-- PASSAGE PROVIDED follows --
Nordine Assami

Personal information
- Full name: Nordine Assami
- Date of birth: 24 July 1987 (age 39)
- Place of birth: Marseille, France
- Height: 1.88 m (6 ft 2 in)
- Position: Defender

Team information
- Current team: SC Air Bel (U16 Manager)

Senior career*
- Years: Team / Apps / (Gls)
- 2004–2005: Cannes / 6 / (0)
- 2005–2007: Strasbourg B / 39 / (2)
- 2007–2008: Istres / 11 / (0)
- 2008–2009: Marignane / 9 / (0)
- 2009: 1. FK Příbram / 1 / (0)
- 2009–2011: Gap / 56 / (5)
- 2011–2012: JS Kabylie / 5 / (0)
- 2012–2013: GS Consolat / 26 / (1)
- 2013–2014: US Marignane / 13 / (1)
- 2014–2015: FC Martigues / 22 / (3)
- 2015–2016: GS Consolat / 16 / (0)
- 2016–2018: Aubagne FC / 49 / (14)
- 2018: FC Rousset SVO
- 2018–2019: AS Gémenosienne / 16 / (2)

Managerial career
- 2019–: SC Air Bel (U16)

= Nordine Assami =

French-Algerian footballer (born 1987)

Nordine Assami (born 24 July 1987) is a retired French-Algerian professional football player and current manager of SC Air Bel's U16 team.

==Club career==
On 29 June 2011 Assami signed a two-year contract with Algerian Ligue Professionnelle 1 club JS Kabylie. He returned to France in the summer 2012, joining GS Consolat.

==Coaching career==
In the summer 2019, Assami became the manager of SC Air Bel's U16 team.
-- PASSAGE PROVIDED concluded --
• _WHAT IS NEEDED_
In the Nordine Assami profile, which club did he join when he returned to France in the summer of 2012?
-- MATERIAL SUPPLIED follows --
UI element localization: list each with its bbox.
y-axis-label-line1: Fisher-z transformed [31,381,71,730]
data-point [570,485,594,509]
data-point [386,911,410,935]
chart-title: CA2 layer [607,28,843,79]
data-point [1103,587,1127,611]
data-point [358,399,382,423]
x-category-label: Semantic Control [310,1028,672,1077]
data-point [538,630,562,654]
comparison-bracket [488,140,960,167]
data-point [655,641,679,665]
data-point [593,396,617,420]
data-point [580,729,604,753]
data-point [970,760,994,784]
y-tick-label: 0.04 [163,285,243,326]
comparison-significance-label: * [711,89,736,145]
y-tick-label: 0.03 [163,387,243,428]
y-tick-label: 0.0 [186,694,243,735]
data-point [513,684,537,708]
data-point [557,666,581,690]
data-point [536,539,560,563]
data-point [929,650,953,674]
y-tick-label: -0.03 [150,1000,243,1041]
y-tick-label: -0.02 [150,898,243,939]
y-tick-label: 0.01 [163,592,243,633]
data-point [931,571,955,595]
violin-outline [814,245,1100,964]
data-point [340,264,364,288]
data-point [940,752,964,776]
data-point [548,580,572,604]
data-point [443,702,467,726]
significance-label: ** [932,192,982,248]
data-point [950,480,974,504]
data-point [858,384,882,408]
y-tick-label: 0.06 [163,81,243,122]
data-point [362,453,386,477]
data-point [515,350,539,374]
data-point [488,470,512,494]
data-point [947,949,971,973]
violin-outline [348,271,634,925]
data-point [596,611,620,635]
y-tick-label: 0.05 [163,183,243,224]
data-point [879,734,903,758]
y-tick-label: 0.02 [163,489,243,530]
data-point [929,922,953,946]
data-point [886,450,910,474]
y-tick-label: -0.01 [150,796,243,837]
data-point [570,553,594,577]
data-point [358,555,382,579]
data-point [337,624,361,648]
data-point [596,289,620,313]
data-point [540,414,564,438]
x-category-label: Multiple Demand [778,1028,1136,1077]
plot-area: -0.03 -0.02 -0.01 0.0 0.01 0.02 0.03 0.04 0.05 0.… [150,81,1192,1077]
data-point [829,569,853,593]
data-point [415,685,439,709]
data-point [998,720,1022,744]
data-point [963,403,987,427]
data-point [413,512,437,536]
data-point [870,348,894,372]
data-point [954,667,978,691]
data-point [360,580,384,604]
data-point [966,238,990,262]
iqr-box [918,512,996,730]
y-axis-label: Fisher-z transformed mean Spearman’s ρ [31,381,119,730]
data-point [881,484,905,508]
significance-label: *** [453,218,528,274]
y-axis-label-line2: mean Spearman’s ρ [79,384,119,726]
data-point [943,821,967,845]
-- MATERIAL SUPPLIED concluded --
• _SOLUTION_
GS Consolat.